* [Set exercise]: Show all lines holding the string "south".

* [Given records]:

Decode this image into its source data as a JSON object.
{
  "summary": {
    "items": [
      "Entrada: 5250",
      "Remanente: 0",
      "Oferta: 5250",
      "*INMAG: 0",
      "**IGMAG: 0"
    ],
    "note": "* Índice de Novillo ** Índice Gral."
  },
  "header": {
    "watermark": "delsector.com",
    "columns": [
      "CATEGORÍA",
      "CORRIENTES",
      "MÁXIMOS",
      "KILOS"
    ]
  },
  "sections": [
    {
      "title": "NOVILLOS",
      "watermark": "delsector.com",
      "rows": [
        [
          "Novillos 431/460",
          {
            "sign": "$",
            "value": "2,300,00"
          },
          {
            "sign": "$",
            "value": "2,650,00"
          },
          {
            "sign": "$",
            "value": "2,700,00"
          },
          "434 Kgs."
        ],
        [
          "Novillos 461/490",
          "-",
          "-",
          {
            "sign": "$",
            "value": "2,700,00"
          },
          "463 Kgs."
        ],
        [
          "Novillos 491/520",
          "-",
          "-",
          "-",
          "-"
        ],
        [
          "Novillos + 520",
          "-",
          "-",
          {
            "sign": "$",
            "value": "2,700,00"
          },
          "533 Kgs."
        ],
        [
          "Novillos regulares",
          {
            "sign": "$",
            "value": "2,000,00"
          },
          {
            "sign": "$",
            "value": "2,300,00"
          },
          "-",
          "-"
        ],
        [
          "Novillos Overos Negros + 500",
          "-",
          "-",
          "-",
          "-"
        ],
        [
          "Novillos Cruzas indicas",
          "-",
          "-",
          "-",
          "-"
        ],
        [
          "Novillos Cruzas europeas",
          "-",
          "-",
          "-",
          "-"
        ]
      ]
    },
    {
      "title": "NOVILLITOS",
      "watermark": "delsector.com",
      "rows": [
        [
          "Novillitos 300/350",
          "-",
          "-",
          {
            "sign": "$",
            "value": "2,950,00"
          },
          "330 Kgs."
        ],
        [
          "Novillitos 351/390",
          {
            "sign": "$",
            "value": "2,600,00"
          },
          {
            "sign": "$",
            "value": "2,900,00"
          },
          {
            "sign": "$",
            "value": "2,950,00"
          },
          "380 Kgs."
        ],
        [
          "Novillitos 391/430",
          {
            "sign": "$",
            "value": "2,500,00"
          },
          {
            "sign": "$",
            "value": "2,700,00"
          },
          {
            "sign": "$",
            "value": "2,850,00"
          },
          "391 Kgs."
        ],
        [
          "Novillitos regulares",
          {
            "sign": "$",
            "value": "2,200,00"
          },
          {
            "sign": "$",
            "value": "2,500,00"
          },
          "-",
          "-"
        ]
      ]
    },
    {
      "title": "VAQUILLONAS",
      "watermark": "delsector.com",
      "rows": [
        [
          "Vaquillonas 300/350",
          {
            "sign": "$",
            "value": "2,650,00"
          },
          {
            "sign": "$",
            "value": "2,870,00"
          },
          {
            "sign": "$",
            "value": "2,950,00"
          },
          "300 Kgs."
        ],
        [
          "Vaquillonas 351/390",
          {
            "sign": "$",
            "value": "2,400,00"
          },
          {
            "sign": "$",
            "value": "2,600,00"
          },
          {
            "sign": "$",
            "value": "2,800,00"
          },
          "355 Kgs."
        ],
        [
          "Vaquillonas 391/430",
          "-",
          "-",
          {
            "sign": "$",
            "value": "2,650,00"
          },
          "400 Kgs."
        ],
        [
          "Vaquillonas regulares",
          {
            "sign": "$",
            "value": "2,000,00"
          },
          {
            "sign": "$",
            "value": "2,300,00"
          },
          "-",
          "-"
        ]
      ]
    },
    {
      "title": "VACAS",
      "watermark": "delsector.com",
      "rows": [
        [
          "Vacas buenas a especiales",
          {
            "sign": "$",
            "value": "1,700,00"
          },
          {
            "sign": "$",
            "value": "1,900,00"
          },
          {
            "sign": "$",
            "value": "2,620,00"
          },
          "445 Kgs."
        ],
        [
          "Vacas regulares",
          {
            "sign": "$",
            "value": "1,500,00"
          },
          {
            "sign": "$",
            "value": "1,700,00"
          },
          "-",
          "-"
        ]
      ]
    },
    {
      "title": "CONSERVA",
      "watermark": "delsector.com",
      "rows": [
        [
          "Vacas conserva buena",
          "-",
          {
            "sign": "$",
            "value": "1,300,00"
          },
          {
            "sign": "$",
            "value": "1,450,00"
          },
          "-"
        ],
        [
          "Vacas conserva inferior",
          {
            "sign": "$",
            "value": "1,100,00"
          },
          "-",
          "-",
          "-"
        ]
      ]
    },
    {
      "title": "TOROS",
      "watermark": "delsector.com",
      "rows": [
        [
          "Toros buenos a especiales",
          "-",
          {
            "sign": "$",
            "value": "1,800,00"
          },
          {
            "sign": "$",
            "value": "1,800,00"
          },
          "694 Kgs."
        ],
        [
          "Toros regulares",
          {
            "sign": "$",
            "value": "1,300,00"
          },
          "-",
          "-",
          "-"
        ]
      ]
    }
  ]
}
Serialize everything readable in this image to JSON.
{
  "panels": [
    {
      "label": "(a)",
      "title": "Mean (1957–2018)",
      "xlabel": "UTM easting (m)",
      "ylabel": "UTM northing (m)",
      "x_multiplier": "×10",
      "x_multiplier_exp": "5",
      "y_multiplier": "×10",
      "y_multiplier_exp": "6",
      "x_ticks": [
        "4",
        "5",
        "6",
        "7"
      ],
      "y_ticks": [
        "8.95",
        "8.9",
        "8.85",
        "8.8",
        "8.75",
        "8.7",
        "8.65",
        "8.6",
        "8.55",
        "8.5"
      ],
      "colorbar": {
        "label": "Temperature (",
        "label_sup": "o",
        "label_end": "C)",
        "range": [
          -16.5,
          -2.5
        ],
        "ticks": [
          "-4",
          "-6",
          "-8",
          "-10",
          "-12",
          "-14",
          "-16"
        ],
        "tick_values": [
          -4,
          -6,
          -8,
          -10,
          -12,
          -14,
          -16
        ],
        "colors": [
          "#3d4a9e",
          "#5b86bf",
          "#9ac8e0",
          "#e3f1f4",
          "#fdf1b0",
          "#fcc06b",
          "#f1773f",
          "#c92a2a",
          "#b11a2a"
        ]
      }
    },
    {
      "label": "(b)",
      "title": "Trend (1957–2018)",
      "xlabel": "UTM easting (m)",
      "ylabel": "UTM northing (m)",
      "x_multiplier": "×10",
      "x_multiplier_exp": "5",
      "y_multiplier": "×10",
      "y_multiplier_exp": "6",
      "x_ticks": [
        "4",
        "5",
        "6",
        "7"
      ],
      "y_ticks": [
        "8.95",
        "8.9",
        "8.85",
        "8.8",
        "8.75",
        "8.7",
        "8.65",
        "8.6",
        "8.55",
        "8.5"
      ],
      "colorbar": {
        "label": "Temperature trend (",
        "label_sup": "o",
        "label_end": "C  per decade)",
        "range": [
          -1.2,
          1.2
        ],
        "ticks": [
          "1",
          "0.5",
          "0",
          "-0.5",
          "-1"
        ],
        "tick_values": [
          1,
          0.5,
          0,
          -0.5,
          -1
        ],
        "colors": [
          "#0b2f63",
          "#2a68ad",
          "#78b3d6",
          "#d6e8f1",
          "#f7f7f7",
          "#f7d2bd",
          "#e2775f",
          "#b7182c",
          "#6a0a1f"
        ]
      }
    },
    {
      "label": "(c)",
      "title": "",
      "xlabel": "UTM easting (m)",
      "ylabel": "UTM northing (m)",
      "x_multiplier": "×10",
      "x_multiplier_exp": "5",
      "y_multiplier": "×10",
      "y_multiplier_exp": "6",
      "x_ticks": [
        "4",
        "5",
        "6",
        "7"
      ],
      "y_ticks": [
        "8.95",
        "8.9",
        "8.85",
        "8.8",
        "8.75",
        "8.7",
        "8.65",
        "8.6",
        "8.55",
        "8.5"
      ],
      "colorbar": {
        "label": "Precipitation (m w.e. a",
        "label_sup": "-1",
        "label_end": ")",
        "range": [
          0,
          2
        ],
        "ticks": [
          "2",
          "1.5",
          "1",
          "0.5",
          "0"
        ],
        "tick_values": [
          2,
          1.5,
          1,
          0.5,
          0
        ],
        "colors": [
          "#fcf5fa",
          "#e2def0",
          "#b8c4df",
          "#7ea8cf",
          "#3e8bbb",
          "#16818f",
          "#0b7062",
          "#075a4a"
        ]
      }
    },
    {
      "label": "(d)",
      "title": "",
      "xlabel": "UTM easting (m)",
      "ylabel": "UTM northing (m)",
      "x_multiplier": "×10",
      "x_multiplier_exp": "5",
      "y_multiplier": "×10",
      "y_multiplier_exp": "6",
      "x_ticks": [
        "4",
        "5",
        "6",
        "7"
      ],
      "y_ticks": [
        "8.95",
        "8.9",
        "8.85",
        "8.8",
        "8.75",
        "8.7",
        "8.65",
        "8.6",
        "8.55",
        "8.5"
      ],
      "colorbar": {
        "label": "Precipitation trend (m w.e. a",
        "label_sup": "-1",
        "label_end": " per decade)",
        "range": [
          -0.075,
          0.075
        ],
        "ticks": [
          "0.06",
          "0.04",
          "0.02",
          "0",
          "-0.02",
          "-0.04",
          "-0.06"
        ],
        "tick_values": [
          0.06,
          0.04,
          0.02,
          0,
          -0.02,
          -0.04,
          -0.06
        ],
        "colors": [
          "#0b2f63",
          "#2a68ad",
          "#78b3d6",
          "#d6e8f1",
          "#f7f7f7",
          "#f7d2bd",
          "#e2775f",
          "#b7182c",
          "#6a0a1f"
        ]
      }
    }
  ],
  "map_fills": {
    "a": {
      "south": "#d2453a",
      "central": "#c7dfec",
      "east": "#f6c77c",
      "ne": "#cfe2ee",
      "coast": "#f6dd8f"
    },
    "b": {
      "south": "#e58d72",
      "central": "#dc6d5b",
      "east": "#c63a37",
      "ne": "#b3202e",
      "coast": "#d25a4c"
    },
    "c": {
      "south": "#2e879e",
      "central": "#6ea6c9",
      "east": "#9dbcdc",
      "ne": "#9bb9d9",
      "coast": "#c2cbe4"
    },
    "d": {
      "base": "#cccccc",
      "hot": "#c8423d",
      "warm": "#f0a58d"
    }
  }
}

* [Output for this exercise]:
      "south": "#d2453a",
      "south": "#e58d72",
      "south": "#2e879e",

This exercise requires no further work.